* begin *

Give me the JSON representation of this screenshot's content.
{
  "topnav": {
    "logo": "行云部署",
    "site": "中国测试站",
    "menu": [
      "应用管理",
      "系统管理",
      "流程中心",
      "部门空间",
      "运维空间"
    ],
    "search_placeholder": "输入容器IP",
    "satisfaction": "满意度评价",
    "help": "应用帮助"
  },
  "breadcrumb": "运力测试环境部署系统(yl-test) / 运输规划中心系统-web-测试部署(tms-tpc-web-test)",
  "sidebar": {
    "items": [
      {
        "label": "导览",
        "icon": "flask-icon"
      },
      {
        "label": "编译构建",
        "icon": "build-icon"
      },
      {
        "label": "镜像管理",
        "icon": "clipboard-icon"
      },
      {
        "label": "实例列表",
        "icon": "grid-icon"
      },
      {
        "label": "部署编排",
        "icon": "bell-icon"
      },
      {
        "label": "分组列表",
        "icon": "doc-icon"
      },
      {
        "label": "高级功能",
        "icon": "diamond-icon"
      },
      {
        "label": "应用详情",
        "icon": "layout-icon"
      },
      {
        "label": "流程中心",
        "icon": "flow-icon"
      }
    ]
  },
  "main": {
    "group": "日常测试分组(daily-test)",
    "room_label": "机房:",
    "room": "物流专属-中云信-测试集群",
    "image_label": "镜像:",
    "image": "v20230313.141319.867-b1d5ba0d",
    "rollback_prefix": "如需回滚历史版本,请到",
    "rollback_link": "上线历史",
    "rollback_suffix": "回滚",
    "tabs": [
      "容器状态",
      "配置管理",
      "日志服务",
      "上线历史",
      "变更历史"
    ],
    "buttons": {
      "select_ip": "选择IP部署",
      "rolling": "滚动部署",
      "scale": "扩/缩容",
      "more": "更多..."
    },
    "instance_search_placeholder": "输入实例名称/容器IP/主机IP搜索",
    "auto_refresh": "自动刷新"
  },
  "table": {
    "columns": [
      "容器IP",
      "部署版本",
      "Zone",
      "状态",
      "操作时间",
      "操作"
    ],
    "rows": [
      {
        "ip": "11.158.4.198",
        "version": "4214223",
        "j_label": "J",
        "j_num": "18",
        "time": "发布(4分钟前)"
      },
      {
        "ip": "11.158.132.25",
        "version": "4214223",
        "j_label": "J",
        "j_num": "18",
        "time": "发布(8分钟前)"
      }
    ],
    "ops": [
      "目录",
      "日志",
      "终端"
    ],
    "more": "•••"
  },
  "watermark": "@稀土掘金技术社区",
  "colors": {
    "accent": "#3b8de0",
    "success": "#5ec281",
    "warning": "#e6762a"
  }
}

* end *

Exercise prompt: Show the lines of the records that include the string "icon".

The reply:
        "icon": "flask-icon"
        "icon": "build-icon"
        "icon": "clipboard-icon"
        "icon": "grid-icon"
        "icon": "bell-icon"
        "icon": "doc-icon"
        "icon": "diamond-icon"
        "icon": "layout-icon"
        "icon": "flow-icon"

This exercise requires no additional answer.